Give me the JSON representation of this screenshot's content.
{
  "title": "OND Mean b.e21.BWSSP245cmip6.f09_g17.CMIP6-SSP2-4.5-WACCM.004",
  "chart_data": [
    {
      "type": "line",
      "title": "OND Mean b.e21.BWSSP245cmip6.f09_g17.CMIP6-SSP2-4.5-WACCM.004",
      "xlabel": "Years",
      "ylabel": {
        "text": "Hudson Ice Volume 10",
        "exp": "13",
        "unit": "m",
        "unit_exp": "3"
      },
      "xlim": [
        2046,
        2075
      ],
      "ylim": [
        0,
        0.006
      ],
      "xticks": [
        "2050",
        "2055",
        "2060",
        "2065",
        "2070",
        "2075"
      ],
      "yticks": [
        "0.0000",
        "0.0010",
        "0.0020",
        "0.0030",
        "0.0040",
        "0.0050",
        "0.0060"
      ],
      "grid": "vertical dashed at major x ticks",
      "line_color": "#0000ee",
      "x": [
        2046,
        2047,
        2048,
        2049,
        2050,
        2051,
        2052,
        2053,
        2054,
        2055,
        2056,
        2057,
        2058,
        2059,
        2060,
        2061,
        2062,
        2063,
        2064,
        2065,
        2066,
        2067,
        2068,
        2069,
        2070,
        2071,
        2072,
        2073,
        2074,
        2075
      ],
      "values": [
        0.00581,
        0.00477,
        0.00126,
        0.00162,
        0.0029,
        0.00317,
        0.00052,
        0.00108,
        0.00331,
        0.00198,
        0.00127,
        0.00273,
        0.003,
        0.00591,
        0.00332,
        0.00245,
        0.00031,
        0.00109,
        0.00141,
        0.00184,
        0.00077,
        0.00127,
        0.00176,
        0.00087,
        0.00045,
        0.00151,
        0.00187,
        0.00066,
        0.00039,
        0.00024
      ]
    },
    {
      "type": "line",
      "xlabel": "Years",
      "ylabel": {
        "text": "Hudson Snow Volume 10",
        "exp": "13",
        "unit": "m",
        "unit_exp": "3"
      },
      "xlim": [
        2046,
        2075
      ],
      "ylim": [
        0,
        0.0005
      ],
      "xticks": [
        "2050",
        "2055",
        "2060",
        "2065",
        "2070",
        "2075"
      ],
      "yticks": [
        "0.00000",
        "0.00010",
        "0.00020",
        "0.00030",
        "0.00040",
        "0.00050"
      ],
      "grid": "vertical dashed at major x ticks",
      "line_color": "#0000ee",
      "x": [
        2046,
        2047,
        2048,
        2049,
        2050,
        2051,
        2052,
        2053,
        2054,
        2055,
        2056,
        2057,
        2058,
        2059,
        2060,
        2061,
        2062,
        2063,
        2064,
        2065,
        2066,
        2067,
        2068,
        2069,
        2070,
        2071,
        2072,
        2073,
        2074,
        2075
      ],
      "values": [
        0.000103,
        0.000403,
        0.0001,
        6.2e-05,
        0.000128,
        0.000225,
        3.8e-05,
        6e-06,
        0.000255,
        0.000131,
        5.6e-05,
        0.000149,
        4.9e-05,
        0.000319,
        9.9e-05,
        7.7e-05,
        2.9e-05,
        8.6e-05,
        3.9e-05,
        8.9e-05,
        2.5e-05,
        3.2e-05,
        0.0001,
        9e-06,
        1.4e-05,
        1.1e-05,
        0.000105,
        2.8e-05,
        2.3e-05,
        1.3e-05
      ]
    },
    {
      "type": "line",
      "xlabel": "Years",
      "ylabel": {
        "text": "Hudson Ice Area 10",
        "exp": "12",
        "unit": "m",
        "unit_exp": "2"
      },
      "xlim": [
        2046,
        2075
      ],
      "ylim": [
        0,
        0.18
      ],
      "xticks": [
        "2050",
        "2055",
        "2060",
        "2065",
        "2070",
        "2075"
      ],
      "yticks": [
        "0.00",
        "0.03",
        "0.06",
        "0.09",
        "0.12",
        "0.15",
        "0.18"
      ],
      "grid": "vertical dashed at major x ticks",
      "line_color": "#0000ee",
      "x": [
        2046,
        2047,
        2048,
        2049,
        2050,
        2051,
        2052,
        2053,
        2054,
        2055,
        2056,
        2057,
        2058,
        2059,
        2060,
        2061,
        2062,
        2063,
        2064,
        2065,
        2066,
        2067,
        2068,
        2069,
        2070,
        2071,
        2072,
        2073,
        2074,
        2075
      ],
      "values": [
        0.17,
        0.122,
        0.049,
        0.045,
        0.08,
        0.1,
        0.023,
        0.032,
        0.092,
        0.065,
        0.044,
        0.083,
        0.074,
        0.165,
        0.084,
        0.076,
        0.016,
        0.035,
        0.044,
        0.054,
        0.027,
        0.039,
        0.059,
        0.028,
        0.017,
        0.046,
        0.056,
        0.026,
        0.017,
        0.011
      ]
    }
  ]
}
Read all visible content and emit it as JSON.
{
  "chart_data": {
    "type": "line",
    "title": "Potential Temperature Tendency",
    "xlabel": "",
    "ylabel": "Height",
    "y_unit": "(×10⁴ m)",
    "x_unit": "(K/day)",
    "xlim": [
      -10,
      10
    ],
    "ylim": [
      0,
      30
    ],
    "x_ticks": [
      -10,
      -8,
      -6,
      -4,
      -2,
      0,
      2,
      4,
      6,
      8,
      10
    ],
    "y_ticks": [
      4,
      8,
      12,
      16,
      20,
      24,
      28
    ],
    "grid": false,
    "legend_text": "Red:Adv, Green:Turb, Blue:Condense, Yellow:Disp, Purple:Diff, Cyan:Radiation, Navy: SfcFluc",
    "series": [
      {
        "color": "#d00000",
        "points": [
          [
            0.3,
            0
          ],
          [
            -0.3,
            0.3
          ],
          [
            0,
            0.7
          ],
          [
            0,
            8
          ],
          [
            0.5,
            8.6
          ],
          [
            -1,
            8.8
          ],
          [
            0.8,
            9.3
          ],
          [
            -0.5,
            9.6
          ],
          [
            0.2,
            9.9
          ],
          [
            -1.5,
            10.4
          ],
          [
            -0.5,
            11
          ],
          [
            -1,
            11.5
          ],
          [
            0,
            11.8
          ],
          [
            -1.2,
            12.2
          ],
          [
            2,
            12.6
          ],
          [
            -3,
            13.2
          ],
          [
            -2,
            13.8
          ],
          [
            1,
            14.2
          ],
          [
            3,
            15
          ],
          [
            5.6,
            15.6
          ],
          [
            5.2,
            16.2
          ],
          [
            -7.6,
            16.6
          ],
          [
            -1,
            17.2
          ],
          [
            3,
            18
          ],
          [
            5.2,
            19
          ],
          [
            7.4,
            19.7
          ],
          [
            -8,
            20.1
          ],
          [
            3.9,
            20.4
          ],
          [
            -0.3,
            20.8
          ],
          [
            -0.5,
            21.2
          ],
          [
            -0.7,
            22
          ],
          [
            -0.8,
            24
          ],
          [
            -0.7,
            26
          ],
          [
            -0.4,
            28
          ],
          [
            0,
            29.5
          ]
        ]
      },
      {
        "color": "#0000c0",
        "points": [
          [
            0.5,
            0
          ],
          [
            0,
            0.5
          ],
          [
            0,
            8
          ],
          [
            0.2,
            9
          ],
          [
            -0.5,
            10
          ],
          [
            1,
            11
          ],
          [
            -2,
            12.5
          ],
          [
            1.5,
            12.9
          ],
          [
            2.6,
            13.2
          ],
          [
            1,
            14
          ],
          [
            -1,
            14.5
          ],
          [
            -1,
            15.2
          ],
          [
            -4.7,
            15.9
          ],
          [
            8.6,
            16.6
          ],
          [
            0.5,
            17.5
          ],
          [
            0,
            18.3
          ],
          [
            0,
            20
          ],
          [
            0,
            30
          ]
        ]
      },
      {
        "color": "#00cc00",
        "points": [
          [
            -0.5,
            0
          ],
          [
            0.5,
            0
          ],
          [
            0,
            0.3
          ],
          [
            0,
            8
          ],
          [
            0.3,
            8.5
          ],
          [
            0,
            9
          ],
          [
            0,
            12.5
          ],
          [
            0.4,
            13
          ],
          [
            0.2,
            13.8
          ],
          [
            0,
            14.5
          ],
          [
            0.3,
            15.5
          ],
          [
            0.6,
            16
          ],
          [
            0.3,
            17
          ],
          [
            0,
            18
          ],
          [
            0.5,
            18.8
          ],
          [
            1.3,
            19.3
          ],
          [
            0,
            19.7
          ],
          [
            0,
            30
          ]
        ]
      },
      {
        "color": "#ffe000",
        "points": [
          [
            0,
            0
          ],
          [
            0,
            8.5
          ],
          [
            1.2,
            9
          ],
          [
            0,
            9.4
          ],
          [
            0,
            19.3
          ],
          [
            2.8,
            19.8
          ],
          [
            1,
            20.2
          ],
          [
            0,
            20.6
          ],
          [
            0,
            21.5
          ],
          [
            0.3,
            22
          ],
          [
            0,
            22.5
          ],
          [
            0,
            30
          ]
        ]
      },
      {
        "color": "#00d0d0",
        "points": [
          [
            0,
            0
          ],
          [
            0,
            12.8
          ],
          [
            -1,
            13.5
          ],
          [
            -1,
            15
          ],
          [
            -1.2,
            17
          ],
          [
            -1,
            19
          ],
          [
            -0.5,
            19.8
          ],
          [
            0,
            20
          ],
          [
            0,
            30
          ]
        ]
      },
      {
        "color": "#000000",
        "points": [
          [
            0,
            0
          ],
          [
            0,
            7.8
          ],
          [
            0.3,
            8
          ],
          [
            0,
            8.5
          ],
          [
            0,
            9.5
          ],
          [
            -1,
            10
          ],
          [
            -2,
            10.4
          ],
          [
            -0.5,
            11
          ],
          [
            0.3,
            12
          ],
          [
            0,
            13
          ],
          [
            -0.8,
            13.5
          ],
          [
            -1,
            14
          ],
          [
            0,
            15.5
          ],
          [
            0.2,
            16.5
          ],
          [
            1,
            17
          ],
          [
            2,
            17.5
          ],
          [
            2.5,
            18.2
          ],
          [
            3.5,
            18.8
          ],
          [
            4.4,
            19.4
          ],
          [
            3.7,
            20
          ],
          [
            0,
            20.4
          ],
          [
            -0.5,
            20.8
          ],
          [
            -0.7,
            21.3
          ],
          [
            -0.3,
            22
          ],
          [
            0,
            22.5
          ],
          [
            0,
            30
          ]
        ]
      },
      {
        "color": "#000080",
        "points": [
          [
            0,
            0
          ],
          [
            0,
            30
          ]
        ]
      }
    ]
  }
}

▶ [Exercise goal]:
Looking back at the lines above, state how many contain the word "Volume", and supply nothing besides the number.

▶ [Output for this exercise]:
2